**TASK REQUIREMENTS:** Please recast every line of the items below as a numbered list, leaving out any blank lines.

**Region boundary data:**
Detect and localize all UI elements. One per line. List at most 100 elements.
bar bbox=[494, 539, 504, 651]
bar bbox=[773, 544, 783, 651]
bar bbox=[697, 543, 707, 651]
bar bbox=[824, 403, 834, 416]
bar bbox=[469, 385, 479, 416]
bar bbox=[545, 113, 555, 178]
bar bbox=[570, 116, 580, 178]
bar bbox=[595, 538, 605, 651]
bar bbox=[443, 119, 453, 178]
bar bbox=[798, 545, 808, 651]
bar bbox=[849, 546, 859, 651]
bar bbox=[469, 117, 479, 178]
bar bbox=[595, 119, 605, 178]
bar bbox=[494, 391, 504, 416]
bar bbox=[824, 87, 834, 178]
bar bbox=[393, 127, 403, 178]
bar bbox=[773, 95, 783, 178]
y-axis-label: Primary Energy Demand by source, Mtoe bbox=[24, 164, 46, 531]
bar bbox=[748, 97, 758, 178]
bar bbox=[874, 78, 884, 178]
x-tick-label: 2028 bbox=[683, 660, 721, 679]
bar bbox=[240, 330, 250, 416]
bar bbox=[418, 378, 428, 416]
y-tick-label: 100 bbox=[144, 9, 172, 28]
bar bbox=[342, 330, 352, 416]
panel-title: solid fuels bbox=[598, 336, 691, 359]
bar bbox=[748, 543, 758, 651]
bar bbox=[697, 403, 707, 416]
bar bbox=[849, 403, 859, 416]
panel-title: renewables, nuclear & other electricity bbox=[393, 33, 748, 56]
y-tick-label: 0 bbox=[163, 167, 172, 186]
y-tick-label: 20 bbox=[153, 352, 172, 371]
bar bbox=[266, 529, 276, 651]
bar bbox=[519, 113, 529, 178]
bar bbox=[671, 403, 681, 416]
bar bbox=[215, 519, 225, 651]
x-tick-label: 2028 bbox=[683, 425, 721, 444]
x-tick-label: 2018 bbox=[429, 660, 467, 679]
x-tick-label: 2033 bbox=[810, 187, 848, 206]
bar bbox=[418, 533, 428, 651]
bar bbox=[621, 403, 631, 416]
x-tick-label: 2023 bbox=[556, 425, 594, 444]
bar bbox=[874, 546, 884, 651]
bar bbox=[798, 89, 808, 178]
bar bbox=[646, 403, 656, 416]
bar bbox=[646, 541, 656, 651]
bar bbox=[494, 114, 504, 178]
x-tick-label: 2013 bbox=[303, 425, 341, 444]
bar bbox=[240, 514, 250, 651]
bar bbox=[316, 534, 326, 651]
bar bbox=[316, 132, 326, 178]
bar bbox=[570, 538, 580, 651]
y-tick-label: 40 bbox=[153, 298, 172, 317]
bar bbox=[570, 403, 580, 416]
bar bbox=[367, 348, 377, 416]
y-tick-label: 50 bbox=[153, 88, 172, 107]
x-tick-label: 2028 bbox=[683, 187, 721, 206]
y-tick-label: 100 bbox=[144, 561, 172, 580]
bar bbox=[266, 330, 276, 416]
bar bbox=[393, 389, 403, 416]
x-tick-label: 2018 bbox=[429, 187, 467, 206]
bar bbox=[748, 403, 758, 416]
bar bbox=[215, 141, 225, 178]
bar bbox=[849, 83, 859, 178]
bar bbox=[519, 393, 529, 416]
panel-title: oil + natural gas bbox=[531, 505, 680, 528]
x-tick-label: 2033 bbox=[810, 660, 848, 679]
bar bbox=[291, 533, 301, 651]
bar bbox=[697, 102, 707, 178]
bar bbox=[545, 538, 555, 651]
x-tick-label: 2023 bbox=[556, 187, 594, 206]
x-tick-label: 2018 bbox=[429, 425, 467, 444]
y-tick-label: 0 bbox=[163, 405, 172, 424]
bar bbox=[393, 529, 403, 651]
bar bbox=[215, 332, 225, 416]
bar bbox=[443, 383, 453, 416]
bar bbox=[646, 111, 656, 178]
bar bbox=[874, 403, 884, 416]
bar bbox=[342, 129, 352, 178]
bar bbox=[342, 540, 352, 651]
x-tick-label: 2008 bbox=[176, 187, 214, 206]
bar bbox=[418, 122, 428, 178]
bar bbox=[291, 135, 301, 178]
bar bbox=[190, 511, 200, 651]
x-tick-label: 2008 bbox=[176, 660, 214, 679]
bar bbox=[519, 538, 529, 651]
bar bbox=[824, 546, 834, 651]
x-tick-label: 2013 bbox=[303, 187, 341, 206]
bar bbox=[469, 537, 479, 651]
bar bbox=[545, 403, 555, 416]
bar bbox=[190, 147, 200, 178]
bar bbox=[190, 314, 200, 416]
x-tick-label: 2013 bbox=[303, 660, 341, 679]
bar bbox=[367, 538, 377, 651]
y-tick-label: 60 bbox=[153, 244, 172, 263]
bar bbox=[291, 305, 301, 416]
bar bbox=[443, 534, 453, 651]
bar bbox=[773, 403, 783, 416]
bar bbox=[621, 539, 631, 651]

**REPLY:**
1. Detect and localize all UI elements. One per line. List at most 100 elements.
2. bar bbox=[494, 539, 504, 651]
3. bar bbox=[773, 544, 783, 651]
4. bar bbox=[697, 543, 707, 651]
5. bar bbox=[824, 403, 834, 416]
6. bar bbox=[469, 385, 479, 416]
7. bar bbox=[545, 113, 555, 178]
8. bar bbox=[570, 116, 580, 178]
9. bar bbox=[595, 538, 605, 651]
10. bar bbox=[443, 119, 453, 178]
11. bar bbox=[798, 545, 808, 651]
12. bar bbox=[849, 546, 859, 651]
13. bar bbox=[469, 117, 479, 178]
14. bar bbox=[595, 119, 605, 178]
15. bar bbox=[494, 391, 504, 416]
16. bar bbox=[824, 87, 834, 178]
17. bar bbox=[393, 127, 403, 178]
18. bar bbox=[773, 95, 783, 178]
19. y-axis-label: Primary Energy Demand by source, Mtoe bbox=[24, 164, 46, 531]
20. bar bbox=[748, 97, 758, 178]
21. bar bbox=[874, 78, 884, 178]
22. x-tick-label: 2028 bbox=[683, 660, 721, 679]
23. bar bbox=[240, 330, 250, 416]
24. bar bbox=[418, 378, 428, 416]
25. y-tick-label: 100 bbox=[144, 9, 172, 28]
26. bar bbox=[342, 330, 352, 416]
27. panel-title: solid fuels bbox=[598, 336, 691, 359]
28. bar bbox=[748, 543, 758, 651]
29. bar bbox=[697, 403, 707, 416]
30. bar bbox=[849, 403, 859, 416]
31. panel-title: renewables, nuclear & other electricity bbox=[393, 33, 748, 56]
32. y-tick-label: 0 bbox=[163, 167, 172, 186]
33. y-tick-label: 20 bbox=[153, 352, 172, 371]
34. bar bbox=[266, 529, 276, 651]
35. bar bbox=[519, 113, 529, 178]
36. bar bbox=[671, 403, 681, 416]
37. bar bbox=[215, 519, 225, 651]
38. x-tick-label: 2028 bbox=[683, 425, 721, 444]
39. x-tick-label: 2018 bbox=[429, 660, 467, 679]
40. x-tick-label: 2033 bbox=[810, 187, 848, 206]
41. bar bbox=[418, 533, 428, 651]
42. bar bbox=[621, 403, 631, 416]
43. x-tick-label: 2023 bbox=[556, 425, 594, 444]
44. bar bbox=[874, 546, 884, 651]
45. bar bbox=[798, 89, 808, 178]
46. bar bbox=[646, 403, 656, 416]
47. bar bbox=[646, 541, 656, 651]
48. bar bbox=[494, 114, 504, 178]
49. x-tick-label: 2013 bbox=[303, 425, 341, 444]
50. bar bbox=[240, 514, 250, 651]
51. bar bbox=[316, 534, 326, 651]
52. bar bbox=[316, 132, 326, 178]
53. bar bbox=[570, 538, 580, 651]
54. y-tick-label: 40 bbox=[153, 298, 172, 317]
55. bar bbox=[570, 403, 580, 416]
56. bar bbox=[367, 348, 377, 416]
57. y-tick-label: 50 bbox=[153, 88, 172, 107]
58. x-tick-label: 2028 bbox=[683, 187, 721, 206]
59. y-tick-label: 100 bbox=[144, 561, 172, 580]
60. bar bbox=[266, 330, 276, 416]
61. bar bbox=[393, 389, 403, 416]
62. x-tick-label: 2018 bbox=[429, 187, 467, 206]
63. bar bbox=[748, 403, 758, 416]
64. bar bbox=[215, 141, 225, 178]
65. bar bbox=[849, 83, 859, 178]
66. bar bbox=[519, 393, 529, 416]
67. panel-title: oil + natural gas bbox=[531, 505, 680, 528]
68. x-tick-label: 2033 bbox=[810, 660, 848, 679]
69. bar bbox=[291, 533, 301, 651]
70. bar bbox=[697, 102, 707, 178]
71. bar bbox=[545, 538, 555, 651]
72. x-tick-label: 2023 bbox=[556, 187, 594, 206]
73. x-tick-label: 2018 bbox=[429, 425, 467, 444]
74. y-tick-label: 0 bbox=[163, 405, 172, 424]
75. bar bbox=[393, 529, 403, 651]
76. bar bbox=[215, 332, 225, 416]
77. bar bbox=[443, 383, 453, 416]
78. bar bbox=[646, 111, 656, 178]
79. bar bbox=[874, 403, 884, 416]
80. bar bbox=[342, 129, 352, 178]
81. bar bbox=[342, 540, 352, 651]
82. x-tick-label: 2008 bbox=[176, 187, 214, 206]
83. bar bbox=[418, 122, 428, 178]
84. bar bbox=[291, 135, 301, 178]
85. bar bbox=[190, 511, 200, 651]
86. x-tick-label: 2008 bbox=[176, 660, 214, 679]
87. bar bbox=[519, 538, 529, 651]
88. bar bbox=[824, 546, 834, 651]
89. x-tick-label: 2013 bbox=[303, 187, 341, 206]
90. bar bbox=[469, 537, 479, 651]
91. bar bbox=[545, 403, 555, 416]
92. bar bbox=[190, 147, 200, 178]
93. bar bbox=[190, 314, 200, 416]
94. x-tick-label: 2013 bbox=[303, 660, 341, 679]
95. bar bbox=[367, 538, 377, 651]
96. y-tick-label: 60 bbox=[153, 244, 172, 263]
97. bar bbox=[291, 305, 301, 416]
98. bar bbox=[443, 534, 453, 651]
99. bar bbox=[773, 403, 783, 416]
100. bar bbox=[621, 539, 631, 651]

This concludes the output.